### AIM OF THE EXERCISE:
Quote the whole listing word for word, please.

-- RECORDS SHOWN start --

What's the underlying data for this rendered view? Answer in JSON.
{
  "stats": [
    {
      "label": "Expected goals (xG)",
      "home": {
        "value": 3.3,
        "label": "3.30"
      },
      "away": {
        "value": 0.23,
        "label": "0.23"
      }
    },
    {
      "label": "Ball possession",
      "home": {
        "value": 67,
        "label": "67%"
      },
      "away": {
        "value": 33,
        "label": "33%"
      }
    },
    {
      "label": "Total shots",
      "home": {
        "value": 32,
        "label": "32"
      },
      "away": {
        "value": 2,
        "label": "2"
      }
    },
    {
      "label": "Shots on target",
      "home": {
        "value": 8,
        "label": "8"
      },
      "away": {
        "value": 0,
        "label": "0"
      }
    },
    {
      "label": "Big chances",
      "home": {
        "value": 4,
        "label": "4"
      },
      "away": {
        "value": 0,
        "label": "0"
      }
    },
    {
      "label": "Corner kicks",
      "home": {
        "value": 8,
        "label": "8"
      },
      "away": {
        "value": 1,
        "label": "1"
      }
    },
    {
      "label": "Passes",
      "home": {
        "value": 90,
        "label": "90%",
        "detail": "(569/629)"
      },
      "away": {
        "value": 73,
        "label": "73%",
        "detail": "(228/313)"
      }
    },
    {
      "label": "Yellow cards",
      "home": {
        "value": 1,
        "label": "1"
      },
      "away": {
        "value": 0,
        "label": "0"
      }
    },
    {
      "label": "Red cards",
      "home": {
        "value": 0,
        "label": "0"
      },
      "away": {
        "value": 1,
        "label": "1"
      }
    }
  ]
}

-- RECORDS SHOWN end --

### SOLVED PROBLEM:
What's the underlying data for this rendered view? Answer in JSON.
{
  "stats": [
    {
      "label": "Expected goals (xG)",
      "home": {
        "value": 3.3,
        "label": "3.30"
      },
      "away": {
        "value": 0.23,
        "label": "0.23"
      }
    },
    {
      "label": "Ball possession",
      "home": {
        "value": 67,
        "label": "67%"
      },
      "away": {
        "value": 33,
        "label": "33%"
      }
    },
    {
      "label": "Total shots",
      "home": {
        "value": 32,
        "label": "32"
      },
      "away": {
        "value": 2,
        "label": "2"
      }
    },
    {
      "label": "Shots on target",
      "home": {
        "value": 8,
        "label": "8"
      },
      "away": {
        "value": 0,
        "label": "0"
      }
    },
    {
      "label": "Big chances",
      "home": {
        "value": 4,
        "label": "4"
      },
      "away": {
        "value": 0,
        "label": "0"
      }
    },
    {
      "label": "Corner kicks",
      "home": {
        "value": 8,
        "label": "8"
      },
      "away": {
        "value": 1,
        "label": "1"
      }
    },
    {
      "label": "Passes",
      "home": {
        "value": 90,
        "label": "90%",
        "detail": "(569/629)"
      },
      "away": {
        "value": 73,
        "label": "73%",
        "detail": "(228/313)"
      }
    },
    {
      "label": "Yellow cards",
      "home": {
        "value": 1,
        "label": "1"
      },
      "away": {
        "value": 0,
        "label": "0"
      }
    },
    {
      "label": "Red cards",
      "home": {
        "value": 0,
        "label": "0"
      },
      "away": {
        "value": 1,
        "label": "1"
      }
    }
  ]
}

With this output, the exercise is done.